** start Excerpted records **

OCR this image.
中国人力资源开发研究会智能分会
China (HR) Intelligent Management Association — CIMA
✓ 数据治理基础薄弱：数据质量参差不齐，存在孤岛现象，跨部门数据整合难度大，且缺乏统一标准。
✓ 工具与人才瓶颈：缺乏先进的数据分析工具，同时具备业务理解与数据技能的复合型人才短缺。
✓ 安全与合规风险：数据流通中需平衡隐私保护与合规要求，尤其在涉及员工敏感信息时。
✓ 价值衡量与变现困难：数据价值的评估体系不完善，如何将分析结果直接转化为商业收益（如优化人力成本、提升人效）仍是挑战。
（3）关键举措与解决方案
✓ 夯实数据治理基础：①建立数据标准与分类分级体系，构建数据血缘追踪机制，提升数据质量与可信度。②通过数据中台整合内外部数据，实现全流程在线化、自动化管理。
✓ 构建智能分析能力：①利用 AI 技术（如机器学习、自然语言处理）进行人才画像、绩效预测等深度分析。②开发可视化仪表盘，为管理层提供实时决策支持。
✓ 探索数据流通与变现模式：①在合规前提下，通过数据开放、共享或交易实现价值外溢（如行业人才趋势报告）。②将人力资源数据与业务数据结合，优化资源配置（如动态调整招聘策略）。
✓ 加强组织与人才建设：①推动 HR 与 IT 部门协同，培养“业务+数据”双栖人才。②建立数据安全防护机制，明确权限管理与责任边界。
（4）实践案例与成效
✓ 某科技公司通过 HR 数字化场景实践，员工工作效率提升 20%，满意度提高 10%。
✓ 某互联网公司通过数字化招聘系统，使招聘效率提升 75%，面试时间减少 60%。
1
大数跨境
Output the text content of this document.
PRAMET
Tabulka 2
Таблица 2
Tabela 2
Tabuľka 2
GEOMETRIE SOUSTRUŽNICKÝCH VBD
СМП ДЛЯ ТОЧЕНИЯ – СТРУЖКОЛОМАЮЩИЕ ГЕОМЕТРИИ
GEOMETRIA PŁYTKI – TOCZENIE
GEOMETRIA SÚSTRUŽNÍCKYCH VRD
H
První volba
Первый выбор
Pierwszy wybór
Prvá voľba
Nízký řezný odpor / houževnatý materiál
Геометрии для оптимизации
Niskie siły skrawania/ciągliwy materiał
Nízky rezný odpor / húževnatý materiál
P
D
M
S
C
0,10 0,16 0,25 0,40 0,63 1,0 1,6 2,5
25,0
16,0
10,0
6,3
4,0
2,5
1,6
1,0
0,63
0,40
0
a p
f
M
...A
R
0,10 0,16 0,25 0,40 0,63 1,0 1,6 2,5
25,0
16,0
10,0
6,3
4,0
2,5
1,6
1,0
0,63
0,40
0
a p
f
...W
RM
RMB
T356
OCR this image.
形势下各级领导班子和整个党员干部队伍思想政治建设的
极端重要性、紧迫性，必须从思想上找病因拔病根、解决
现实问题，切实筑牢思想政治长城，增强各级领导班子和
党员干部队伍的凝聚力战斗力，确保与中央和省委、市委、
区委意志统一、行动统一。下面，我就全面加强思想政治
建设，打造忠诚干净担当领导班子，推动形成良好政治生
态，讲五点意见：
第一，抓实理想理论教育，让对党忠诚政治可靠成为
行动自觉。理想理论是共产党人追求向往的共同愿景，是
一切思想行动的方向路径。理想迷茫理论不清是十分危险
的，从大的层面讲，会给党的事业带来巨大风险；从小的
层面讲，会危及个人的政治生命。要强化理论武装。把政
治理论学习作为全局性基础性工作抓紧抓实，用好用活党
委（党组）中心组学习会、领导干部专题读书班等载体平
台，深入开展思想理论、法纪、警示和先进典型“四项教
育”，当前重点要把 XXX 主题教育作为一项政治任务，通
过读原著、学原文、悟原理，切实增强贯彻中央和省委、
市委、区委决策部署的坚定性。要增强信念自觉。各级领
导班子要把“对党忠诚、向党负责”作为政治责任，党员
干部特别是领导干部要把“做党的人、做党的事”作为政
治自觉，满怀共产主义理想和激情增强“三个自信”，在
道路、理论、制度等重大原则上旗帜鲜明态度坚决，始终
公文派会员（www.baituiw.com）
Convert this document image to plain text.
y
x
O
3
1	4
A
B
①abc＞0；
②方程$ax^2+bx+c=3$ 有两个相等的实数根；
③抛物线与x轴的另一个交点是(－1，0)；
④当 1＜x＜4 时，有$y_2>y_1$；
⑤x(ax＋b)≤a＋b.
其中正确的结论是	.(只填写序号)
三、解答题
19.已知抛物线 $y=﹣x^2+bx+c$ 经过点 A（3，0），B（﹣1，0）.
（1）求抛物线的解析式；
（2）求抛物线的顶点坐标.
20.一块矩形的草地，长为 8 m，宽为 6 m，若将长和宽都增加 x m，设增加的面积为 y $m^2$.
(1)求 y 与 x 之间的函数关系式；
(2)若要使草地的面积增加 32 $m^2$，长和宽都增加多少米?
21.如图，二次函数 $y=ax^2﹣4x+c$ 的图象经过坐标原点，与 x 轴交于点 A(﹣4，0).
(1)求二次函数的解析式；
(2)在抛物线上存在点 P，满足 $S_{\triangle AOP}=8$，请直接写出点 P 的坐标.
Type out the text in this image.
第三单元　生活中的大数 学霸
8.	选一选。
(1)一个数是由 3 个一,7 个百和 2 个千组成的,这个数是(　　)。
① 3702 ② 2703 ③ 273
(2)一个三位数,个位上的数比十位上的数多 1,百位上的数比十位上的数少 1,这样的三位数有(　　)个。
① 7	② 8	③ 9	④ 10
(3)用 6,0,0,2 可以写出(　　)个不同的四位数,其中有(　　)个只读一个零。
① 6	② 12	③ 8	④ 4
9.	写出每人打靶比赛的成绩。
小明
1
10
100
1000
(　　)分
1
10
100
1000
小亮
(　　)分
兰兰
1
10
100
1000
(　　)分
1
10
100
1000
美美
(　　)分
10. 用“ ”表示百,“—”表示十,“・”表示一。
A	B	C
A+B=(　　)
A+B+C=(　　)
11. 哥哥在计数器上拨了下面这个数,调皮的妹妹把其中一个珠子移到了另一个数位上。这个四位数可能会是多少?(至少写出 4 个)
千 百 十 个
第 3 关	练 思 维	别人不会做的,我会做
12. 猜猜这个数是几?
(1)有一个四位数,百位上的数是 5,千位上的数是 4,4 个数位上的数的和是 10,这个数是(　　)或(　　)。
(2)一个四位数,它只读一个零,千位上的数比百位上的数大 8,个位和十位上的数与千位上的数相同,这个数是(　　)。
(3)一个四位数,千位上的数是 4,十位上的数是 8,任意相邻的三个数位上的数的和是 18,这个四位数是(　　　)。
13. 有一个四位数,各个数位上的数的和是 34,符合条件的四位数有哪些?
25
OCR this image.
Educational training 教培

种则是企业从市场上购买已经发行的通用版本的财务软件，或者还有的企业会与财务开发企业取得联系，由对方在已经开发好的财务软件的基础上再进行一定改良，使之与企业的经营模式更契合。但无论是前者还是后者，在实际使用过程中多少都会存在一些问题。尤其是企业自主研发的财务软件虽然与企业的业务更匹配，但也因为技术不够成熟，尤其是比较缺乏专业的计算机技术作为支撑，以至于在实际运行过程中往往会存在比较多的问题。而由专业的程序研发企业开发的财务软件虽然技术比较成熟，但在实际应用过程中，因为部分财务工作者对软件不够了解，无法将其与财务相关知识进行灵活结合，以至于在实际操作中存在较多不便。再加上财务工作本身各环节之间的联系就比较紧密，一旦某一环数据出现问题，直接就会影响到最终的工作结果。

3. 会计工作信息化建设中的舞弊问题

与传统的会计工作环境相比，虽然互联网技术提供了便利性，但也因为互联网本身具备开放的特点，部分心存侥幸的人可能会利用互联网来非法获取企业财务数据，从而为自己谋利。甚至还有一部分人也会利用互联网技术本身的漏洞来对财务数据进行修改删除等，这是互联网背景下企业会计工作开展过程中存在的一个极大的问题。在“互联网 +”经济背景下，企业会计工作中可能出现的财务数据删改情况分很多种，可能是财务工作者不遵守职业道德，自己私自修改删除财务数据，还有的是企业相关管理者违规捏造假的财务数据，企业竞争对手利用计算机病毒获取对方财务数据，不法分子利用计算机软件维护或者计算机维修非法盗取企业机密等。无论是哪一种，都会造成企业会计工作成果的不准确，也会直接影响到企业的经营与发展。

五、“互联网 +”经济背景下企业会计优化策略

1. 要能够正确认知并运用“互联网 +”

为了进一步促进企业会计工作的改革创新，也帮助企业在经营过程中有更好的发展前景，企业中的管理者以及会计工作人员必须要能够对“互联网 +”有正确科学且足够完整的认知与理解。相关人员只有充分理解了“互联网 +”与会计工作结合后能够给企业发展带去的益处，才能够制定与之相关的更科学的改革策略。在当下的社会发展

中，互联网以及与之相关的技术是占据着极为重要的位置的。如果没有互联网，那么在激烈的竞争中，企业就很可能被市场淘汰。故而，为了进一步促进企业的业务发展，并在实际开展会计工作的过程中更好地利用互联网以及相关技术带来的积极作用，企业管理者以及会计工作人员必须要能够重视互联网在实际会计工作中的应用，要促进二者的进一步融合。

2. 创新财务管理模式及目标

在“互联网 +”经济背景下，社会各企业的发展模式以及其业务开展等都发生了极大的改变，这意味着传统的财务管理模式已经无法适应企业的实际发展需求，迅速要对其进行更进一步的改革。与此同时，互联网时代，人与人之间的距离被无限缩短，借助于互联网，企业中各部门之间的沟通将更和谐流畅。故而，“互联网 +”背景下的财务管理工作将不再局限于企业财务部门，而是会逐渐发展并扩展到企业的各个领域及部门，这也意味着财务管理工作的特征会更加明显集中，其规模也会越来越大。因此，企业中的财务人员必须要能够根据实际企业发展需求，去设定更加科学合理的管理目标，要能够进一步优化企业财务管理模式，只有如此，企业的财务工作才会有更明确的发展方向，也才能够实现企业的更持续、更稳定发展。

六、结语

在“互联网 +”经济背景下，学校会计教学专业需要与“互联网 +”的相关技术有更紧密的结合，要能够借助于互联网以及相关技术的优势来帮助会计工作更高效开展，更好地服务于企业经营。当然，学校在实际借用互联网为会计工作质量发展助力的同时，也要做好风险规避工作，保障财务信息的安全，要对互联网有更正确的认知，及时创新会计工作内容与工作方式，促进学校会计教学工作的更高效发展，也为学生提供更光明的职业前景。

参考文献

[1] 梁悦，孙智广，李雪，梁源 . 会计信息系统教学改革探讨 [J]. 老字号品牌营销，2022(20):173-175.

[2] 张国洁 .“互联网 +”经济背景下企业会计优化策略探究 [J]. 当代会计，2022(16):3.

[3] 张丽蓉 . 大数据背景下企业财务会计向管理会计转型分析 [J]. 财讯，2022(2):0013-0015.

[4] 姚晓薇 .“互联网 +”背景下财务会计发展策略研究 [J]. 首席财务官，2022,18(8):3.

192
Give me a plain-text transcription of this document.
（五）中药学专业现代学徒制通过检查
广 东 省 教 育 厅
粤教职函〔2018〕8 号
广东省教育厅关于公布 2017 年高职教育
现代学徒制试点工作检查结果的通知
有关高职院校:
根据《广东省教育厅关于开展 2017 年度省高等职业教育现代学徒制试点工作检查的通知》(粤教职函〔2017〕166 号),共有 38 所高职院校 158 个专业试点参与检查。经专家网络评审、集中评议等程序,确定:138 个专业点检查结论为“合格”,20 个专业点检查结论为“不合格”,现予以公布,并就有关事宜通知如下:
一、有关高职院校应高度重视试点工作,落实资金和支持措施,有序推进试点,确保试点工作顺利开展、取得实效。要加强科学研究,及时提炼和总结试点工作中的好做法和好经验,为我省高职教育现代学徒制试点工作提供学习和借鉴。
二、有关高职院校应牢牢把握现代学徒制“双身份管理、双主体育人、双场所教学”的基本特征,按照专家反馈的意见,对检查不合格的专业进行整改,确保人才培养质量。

** end Excerpted records **

» **Stated exercise**:
Work out how many lines of the data above hold the word "document", and write only the count.

» **In response**:
3